Written exercise.
Repeat the records below exactly as they appear.

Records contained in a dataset

╭──

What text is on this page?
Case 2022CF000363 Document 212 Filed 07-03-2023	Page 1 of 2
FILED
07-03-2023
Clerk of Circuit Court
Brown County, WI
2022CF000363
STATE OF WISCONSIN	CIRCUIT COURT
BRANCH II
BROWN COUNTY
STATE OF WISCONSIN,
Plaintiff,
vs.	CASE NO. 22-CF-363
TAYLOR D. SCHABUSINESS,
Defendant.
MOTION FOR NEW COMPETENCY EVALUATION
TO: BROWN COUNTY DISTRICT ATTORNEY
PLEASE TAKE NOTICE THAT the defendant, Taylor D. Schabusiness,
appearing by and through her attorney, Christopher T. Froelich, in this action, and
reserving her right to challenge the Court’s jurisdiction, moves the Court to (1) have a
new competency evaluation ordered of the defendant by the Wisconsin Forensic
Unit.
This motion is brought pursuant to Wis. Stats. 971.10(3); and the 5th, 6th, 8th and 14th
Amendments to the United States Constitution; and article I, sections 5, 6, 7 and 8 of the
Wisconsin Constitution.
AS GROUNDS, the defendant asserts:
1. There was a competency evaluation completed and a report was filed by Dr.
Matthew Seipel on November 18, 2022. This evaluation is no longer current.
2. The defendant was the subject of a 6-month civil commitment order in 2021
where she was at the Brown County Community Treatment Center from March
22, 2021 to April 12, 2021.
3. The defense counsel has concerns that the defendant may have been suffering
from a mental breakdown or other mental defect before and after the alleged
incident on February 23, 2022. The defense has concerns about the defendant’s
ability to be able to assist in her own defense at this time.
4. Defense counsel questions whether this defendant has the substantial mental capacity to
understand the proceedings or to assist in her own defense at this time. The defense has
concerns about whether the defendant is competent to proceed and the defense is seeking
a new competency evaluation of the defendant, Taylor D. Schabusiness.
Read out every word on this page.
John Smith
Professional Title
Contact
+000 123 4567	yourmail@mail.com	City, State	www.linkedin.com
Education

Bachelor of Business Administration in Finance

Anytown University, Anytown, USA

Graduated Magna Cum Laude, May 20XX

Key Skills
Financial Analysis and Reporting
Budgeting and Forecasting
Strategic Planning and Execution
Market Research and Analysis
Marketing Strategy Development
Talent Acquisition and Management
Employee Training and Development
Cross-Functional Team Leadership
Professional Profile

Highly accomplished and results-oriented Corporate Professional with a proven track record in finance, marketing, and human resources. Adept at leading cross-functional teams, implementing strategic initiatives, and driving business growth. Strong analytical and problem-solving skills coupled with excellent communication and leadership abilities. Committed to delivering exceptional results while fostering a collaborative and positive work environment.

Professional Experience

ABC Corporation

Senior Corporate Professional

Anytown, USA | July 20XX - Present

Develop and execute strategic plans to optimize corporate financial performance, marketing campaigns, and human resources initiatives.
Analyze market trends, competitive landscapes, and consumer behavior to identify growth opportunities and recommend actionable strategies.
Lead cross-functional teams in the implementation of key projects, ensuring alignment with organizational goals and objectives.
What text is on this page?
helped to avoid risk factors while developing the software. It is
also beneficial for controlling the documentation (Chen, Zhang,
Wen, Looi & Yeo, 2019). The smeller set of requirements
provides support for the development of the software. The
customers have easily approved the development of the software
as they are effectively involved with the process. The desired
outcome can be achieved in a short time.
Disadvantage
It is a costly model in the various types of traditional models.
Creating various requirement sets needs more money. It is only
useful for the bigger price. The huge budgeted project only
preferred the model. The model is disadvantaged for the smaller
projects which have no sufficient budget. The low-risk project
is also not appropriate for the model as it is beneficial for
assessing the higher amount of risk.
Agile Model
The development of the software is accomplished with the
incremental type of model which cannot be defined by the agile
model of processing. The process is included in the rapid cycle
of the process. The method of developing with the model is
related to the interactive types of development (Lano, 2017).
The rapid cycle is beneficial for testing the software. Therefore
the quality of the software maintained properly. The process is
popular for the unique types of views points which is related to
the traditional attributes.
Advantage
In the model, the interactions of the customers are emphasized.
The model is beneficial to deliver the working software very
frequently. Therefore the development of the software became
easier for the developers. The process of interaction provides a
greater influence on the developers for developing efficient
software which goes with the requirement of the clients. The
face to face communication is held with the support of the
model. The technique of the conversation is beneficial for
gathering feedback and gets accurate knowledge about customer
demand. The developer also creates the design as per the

╰──

Written solution.
What text is on this page?
Case 2022CF000363 Document 212 Filed 07-03-2023	Page 1 of 2
FILED
07-03-2023
Clerk of Circuit Court
Brown County, WI
2022CF000363
STATE OF WISCONSIN	CIRCUIT COURT
BRANCH II
BROWN COUNTY
STATE OF WISCONSIN,
Plaintiff,
vs.	CASE NO. 22-CF-363
TAYLOR D. SCHABUSINESS,
Defendant.
MOTION FOR NEW COMPETENCY EVALUATION
TO: BROWN COUNTY DISTRICT ATTORNEY
PLEASE TAKE NOTICE THAT the defendant, Taylor D. Schabusiness,
appearing by and through her attorney, Christopher T. Froelich, in this action, and
reserving her right to challenge the Court’s jurisdiction, moves the Court to (1) have a
new competency evaluation ordered of the defendant by the Wisconsin Forensic
Unit.
This motion is brought pursuant to Wis. Stats. 971.10(3); and the 5th, 6th, 8th and 14th
Amendments to the United States Constitution; and article I, sections 5, 6, 7 and 8 of the
Wisconsin Constitution.
AS GROUNDS, the defendant asserts:
1. There was a competency evaluation completed and a report was filed by Dr.
Matthew Seipel on November 18, 2022. This evaluation is no longer current.
2. The defendant was the subject of a 6-month civil commitment order in 2021
where she was at the Brown County Community Treatment Center from March
22, 2021 to April 12, 2021.
3. The defense counsel has concerns that the defendant may have been suffering
from a mental breakdown or other mental defect before and after the alleged
incident on February 23, 2022. The defense has concerns about the defendant’s
ability to be able to assist in her own defense at this time.
4. Defense counsel questions whether this defendant has the substantial mental capacity to
understand the proceedings or to assist in her own defense at this time. The defense has
concerns about whether the defendant is competent to proceed and the defense is seeking
a new competency evaluation of the defendant, Taylor D. Schabusiness.
Read out every word on this page.
John Smith
Professional Title
Contact
+000 123 4567	yourmail@mail.com	City, State	www.linkedin.com
Education

Bachelor of Business Administration in Finance

Anytown University, Anytown, USA

Graduated Magna Cum Laude, May 20XX

Key Skills
Financial Analysis and Reporting
Budgeting and Forecasting
Strategic Planning and Execution
Market Research and Analysis
Marketing Strategy Development
Talent Acquisition and Management
Employee Training and Development
Cross-Functional Team Leadership
Professional Profile

Highly accomplished and results-oriented Corporate Professional with a proven track record in finance, marketing, and human resources. Adept at leading cross-functional teams, implementing strategic initiatives, and driving business growth. Strong analytical and problem-solving skills coupled with excellent communication and leadership abilities. Committed to delivering exceptional results while fostering a collaborative and positive work environment.

Professional Experience

ABC Corporation

Senior Corporate Professional

Anytown, USA | July 20XX - Present

Develop and execute strategic plans to optimize corporate financial performance, marketing campaigns, and human resources initiatives.
Analyze market trends, competitive landscapes, and consumer behavior to identify growth opportunities and recommend actionable strategies.
Lead cross-functional teams in the implementation of key projects, ensuring alignment with organizational goals and objectives.
What text is on this page?
helped to avoid risk factors while developing the software. It is
also beneficial for controlling the documentation (Chen, Zhang,
Wen, Looi & Yeo, 2019). The smeller set of requirements
provides support for the development of the software. The
customers have easily approved the development of the software
as they are effectively involved with the process. The desired
outcome can be achieved in a short time.
Disadvantage
It is a costly model in the various types of traditional models.
Creating various requirement sets needs more money. It is only
useful for the bigger price. The huge budgeted project only
preferred the model. The model is disadvantaged for the smaller
projects which have no sufficient budget. The low-risk project
is also not appropriate for the model as it is beneficial for
assessing the higher amount of risk.
Agile Model
The development of the software is accomplished with the
incremental type of model which cannot be defined by the agile
model of processing. The process is included in the rapid cycle
of the process. The method of developing with the model is
related to the interactive types of development (Lano, 2017).
The rapid cycle is beneficial for testing the software. Therefore
the quality of the software maintained properly. The process is
popular for the unique types of views points which is related to
the traditional attributes.
Advantage
In the model, the interactions of the customers are emphasized.
The model is beneficial to deliver the working software very
frequently. Therefore the development of the software became
easier for the developers. The process of interaction provides a
greater influence on the developers for developing efficient
software which goes with the requirement of the clients. The
face to face communication is held with the support of the
model. The technique of the conversation is beneficial for
gathering feedback and gets accurate knowledge about customer
demand. The developer also creates the design as per the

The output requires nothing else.